:: Exercise inputs

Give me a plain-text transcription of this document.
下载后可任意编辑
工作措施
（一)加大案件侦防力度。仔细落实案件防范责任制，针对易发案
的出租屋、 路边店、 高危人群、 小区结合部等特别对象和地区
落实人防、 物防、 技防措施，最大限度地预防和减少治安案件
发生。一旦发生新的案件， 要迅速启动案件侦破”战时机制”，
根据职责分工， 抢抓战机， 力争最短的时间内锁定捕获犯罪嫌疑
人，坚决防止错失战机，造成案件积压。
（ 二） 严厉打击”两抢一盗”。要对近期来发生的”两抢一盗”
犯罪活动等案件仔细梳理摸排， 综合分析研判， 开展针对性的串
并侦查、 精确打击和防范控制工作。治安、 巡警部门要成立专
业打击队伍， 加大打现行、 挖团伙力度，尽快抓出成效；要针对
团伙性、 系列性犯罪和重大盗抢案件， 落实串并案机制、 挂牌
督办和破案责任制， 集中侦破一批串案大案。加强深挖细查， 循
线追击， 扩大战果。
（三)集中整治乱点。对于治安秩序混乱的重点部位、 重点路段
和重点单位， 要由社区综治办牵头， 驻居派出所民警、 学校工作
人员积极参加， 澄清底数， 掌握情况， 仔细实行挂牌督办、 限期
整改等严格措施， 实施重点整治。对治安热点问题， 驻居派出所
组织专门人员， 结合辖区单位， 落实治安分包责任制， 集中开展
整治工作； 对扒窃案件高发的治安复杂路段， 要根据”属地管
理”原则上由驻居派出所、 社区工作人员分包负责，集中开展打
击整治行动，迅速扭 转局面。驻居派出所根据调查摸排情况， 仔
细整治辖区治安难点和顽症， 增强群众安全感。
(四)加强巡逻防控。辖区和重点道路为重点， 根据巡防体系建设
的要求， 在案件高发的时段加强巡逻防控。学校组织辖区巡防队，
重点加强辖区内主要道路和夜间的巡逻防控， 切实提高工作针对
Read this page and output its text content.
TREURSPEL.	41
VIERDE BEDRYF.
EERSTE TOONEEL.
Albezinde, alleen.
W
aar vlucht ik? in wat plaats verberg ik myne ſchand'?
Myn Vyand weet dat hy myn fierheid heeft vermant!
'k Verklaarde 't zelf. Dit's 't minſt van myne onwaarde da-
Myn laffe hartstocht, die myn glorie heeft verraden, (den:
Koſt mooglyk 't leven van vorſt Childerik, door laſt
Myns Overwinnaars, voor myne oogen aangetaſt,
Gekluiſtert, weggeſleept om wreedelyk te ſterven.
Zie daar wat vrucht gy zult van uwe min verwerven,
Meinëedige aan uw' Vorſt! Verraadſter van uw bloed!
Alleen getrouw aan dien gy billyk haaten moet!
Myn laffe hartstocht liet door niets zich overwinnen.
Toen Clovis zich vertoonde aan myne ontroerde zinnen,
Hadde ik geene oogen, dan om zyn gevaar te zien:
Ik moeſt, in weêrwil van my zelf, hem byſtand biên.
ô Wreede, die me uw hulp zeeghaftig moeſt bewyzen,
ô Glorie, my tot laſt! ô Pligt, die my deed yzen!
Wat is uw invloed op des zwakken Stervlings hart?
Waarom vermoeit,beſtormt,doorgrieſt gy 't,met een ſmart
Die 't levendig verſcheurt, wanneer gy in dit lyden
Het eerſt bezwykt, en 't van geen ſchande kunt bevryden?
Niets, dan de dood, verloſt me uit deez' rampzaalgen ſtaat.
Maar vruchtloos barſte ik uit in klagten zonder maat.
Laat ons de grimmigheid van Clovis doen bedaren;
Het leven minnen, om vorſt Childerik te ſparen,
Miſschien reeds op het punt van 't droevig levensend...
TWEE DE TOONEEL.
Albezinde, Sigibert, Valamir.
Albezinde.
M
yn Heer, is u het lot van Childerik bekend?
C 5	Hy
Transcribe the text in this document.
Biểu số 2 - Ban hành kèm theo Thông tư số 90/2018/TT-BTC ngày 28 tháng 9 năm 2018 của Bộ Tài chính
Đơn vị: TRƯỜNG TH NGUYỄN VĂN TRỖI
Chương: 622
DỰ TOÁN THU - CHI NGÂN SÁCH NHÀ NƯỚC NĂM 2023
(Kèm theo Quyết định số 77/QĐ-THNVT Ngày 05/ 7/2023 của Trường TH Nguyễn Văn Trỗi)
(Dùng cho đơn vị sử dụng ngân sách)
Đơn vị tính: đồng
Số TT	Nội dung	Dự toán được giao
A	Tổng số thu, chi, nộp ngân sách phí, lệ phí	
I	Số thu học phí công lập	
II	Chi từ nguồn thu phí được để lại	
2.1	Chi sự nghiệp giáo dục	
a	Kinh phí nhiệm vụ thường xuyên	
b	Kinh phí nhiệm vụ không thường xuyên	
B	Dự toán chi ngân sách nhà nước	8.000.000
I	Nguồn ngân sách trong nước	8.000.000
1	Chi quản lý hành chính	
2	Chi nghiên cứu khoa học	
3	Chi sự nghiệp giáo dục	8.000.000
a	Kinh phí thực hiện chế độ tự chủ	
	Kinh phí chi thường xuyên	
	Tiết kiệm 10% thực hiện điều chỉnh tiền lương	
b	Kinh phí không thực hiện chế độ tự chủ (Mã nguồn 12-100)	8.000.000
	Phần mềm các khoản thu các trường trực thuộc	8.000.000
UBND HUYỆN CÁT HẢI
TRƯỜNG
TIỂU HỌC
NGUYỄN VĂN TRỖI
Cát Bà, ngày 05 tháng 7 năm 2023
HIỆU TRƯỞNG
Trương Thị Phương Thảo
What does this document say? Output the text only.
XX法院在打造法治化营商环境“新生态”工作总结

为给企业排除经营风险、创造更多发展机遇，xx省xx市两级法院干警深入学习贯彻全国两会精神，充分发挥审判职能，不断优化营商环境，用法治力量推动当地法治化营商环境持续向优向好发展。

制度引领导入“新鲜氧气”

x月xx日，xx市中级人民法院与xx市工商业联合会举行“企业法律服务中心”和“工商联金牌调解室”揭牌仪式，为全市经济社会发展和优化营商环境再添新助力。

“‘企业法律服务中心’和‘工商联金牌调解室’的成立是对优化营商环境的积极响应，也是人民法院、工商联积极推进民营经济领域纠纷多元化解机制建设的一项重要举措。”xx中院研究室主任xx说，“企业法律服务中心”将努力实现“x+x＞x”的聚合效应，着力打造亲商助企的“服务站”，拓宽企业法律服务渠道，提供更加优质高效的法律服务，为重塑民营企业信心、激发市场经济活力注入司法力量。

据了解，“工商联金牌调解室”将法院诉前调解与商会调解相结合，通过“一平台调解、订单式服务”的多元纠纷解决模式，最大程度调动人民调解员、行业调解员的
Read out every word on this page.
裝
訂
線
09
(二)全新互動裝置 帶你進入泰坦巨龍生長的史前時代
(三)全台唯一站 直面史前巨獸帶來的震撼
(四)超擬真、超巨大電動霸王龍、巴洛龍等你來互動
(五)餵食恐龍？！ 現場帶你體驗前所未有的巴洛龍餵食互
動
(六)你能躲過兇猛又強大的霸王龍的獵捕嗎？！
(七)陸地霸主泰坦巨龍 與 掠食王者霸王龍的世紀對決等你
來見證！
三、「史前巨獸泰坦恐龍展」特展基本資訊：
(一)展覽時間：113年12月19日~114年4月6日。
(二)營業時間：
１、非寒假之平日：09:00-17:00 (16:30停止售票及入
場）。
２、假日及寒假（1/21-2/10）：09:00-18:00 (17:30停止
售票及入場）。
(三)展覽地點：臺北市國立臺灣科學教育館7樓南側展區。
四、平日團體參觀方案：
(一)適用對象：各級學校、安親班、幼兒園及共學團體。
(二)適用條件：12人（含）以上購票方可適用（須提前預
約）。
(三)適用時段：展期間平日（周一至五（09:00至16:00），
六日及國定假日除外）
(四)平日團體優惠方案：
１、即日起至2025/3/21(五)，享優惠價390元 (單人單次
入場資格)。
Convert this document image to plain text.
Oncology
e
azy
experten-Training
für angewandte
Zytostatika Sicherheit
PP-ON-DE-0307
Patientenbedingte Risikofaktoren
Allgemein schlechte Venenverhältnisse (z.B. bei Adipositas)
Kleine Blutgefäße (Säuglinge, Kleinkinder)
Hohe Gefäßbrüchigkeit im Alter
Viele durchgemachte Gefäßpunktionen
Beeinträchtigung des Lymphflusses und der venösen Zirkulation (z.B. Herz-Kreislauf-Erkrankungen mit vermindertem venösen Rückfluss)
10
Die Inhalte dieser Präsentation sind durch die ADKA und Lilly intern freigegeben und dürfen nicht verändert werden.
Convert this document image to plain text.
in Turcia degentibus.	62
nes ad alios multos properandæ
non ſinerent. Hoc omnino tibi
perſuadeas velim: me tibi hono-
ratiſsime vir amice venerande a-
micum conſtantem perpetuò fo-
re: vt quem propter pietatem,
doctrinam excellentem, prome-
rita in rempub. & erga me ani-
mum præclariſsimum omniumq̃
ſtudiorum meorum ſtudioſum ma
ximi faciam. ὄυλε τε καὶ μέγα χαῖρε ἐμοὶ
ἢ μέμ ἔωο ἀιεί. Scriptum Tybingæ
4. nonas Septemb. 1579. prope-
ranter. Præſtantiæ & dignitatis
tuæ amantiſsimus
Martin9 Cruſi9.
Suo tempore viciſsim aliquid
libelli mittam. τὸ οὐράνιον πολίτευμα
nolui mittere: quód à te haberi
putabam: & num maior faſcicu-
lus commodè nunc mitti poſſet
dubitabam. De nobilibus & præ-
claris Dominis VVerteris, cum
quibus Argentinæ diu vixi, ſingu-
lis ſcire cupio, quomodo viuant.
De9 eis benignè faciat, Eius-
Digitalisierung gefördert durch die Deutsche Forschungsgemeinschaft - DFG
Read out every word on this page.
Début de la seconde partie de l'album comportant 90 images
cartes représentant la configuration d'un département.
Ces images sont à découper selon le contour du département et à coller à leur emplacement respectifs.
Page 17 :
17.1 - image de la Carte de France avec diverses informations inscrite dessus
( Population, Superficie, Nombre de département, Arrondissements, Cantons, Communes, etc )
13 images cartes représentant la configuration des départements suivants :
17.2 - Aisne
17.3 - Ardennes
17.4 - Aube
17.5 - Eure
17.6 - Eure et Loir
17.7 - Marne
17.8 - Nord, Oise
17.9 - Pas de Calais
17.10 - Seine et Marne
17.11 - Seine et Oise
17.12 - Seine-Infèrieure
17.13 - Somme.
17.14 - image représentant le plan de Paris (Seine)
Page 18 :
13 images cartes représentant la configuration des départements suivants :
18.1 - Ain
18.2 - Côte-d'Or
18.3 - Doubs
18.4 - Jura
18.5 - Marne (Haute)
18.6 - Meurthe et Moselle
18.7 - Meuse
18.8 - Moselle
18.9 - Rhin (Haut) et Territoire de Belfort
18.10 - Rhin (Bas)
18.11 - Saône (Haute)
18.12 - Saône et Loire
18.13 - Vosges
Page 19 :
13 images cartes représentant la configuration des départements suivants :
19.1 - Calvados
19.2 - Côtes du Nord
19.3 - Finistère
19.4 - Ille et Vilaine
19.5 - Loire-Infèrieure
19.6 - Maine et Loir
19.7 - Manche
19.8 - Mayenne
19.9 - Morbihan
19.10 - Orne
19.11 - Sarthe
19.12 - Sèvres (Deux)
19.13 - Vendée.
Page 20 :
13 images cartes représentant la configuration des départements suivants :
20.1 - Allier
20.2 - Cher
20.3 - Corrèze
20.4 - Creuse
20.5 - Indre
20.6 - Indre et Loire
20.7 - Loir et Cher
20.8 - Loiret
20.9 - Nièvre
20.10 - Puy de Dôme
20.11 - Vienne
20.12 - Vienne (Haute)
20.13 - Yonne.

::::

* [Aim of the task]: Wherever "nghiệp" shows up in a line, copy that line.

* [Correct result]:
2.1	Chi sự nghiệp giáo dục	
3	Chi sự nghiệp giáo dục	8.000.000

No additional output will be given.